Job
Report each line of the data that has "Next" somewhere in it.

<<<<

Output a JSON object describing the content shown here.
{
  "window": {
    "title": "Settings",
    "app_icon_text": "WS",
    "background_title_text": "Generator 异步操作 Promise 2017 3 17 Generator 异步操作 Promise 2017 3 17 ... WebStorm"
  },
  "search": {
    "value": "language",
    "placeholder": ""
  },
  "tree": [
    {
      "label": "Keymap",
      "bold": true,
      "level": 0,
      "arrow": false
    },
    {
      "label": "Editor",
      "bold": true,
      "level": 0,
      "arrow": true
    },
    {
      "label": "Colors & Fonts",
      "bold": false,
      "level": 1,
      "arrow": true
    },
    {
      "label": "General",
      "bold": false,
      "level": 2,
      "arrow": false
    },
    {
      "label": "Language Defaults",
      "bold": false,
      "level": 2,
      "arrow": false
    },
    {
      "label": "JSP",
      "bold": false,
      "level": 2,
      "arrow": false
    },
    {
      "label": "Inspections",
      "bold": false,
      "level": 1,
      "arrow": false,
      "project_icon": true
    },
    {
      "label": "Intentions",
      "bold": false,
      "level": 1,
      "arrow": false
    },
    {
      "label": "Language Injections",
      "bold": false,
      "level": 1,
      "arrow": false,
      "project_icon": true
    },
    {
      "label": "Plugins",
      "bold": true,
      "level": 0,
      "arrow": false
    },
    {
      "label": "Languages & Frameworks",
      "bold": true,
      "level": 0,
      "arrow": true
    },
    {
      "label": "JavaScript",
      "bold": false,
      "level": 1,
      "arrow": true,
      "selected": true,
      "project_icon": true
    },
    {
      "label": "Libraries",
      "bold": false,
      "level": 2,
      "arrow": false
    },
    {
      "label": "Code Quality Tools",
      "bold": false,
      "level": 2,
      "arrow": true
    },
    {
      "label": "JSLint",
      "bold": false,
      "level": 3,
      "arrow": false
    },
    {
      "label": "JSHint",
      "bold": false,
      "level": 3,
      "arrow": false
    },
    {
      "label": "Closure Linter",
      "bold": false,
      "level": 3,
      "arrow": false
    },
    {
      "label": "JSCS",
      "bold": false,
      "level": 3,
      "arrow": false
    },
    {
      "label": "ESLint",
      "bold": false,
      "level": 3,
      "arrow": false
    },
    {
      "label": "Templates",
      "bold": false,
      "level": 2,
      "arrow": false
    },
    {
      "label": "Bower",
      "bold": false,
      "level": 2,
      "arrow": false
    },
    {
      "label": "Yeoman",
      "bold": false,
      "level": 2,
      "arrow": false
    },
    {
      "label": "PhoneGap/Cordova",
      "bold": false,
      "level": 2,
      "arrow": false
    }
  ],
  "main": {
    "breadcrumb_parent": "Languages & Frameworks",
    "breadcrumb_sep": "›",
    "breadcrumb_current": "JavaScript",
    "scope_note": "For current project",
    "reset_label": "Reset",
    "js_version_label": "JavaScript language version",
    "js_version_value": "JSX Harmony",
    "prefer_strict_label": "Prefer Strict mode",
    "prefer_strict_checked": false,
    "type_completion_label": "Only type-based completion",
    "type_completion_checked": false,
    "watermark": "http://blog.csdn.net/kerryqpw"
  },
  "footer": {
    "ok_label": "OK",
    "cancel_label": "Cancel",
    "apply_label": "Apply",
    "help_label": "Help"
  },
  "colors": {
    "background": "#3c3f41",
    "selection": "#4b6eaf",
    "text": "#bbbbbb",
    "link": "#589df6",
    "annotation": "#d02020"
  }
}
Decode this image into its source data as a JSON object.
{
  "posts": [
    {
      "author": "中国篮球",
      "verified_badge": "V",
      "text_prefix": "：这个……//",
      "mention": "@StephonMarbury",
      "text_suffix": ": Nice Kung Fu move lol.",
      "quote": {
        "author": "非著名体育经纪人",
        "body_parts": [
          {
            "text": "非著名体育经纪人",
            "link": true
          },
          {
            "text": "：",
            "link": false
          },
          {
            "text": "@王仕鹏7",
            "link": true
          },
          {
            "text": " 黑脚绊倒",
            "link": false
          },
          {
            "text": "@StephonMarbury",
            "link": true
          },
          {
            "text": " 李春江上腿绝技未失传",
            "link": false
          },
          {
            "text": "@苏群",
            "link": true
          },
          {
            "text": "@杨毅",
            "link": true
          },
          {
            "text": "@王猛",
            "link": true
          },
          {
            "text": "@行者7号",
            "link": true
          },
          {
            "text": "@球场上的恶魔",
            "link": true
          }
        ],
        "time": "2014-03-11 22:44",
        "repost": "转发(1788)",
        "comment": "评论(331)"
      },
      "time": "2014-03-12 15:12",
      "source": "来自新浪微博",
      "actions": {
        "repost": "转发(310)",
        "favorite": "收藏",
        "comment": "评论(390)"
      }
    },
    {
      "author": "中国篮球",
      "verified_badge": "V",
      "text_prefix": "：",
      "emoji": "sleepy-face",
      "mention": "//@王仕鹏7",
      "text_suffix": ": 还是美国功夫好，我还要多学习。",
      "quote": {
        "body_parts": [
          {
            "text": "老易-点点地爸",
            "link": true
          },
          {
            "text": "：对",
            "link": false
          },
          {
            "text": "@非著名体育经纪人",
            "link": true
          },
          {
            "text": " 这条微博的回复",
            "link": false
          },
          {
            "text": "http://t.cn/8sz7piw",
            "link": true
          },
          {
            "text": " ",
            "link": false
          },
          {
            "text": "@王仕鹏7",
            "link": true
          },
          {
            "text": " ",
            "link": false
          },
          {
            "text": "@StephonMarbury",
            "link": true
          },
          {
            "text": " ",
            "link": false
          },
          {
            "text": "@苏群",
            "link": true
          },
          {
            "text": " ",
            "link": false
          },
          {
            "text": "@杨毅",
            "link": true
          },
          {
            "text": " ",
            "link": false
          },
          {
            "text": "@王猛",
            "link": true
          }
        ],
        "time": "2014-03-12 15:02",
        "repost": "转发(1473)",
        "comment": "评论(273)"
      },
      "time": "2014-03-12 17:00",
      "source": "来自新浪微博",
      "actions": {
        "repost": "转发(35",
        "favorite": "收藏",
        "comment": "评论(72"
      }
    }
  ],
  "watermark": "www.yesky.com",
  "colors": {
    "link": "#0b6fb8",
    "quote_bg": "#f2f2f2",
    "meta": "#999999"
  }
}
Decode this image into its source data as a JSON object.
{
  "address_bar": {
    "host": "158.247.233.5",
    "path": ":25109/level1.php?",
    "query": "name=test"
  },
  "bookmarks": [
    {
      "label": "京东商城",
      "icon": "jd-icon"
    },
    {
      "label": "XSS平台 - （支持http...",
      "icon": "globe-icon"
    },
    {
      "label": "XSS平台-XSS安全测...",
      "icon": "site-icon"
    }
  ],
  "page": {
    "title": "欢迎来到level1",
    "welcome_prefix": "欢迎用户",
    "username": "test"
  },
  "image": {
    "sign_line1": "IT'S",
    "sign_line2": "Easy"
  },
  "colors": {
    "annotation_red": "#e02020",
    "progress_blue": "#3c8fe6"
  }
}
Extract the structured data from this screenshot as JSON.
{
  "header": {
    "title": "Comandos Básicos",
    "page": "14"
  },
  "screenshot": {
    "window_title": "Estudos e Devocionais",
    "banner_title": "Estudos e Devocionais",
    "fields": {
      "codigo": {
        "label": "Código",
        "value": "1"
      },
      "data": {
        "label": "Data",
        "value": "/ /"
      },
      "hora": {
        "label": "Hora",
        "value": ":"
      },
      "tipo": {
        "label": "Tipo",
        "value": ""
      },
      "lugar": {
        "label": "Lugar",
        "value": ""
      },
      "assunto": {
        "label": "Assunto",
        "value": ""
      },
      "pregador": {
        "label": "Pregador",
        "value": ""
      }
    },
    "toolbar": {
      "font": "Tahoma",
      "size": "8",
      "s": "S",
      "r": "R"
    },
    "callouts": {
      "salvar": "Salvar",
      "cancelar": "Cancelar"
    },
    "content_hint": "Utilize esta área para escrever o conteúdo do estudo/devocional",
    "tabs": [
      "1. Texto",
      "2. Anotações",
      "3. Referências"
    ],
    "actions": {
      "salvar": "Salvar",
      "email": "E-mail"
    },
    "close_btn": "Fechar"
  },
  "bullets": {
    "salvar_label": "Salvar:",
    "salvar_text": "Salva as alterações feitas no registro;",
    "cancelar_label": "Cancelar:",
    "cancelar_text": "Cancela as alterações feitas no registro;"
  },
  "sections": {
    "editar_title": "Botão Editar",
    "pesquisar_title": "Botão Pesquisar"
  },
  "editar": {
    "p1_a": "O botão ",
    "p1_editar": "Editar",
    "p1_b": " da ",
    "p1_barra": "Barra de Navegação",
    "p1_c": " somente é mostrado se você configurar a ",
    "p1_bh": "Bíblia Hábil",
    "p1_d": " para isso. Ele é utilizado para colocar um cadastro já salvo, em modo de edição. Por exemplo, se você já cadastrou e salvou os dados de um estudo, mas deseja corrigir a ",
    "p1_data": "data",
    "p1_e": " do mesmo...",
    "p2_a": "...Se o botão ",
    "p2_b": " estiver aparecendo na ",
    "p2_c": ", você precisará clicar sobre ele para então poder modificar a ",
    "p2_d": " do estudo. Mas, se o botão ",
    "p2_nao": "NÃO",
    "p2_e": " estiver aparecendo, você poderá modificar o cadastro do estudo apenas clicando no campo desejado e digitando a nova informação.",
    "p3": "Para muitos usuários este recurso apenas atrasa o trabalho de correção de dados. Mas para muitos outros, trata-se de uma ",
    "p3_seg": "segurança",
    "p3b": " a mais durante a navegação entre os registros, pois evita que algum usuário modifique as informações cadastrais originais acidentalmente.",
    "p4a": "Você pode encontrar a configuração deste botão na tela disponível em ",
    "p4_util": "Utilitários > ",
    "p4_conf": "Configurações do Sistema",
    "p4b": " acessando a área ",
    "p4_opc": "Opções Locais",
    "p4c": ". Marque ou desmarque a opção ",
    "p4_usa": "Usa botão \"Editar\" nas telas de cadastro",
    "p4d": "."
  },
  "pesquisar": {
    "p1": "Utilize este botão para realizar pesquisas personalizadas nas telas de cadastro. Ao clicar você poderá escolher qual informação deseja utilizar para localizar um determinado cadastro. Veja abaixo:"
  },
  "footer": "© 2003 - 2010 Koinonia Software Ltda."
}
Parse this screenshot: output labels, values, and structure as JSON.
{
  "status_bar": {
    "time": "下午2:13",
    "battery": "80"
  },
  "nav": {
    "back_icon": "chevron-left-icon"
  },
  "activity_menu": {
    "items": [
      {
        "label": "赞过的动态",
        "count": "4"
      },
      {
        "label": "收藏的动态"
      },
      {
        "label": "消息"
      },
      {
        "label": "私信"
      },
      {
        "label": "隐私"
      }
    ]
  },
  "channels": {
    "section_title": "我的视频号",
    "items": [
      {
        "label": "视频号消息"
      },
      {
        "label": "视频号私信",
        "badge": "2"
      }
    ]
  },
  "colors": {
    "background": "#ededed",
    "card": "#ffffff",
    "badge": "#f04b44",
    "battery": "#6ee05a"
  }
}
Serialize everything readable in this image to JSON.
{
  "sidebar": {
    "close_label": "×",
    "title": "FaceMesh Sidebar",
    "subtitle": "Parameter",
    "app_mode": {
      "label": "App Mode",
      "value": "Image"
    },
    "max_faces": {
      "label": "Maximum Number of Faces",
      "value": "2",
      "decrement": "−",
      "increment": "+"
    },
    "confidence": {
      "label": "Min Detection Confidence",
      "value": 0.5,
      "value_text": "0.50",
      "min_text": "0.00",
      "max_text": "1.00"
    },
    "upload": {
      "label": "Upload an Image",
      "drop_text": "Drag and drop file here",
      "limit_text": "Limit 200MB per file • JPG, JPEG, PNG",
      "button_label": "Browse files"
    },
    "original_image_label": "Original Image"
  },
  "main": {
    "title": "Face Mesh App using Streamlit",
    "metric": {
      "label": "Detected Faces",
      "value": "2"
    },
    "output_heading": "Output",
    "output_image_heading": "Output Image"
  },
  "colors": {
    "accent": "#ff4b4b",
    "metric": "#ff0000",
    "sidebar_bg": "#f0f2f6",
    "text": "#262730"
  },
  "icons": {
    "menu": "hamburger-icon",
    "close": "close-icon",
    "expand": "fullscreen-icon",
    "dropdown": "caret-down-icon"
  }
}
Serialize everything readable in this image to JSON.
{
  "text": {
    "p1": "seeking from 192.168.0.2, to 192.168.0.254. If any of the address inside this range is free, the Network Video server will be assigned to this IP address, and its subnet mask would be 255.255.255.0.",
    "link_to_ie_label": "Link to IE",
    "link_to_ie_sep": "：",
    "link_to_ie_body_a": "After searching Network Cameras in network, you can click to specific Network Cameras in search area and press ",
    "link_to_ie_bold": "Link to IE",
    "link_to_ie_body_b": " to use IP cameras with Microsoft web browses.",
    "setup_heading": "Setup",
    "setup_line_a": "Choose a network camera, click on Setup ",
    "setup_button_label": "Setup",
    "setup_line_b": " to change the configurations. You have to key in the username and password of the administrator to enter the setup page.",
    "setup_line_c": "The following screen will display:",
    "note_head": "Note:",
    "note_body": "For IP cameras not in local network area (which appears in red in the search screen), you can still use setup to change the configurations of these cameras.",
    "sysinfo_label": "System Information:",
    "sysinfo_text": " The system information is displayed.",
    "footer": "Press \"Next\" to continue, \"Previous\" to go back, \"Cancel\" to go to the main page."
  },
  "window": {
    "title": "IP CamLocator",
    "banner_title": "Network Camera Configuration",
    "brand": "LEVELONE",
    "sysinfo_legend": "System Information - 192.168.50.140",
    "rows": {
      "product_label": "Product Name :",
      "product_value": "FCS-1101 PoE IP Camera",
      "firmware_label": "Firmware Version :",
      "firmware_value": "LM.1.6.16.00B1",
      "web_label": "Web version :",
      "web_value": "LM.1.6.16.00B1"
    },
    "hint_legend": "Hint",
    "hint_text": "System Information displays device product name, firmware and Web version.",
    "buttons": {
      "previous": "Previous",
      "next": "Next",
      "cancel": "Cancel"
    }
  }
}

>>>>

Exercise result
    "footer": "Press \"Next\" to continue, \"Previous\" to go back, \"Cancel\" to go to the main page."
      "next": "Next",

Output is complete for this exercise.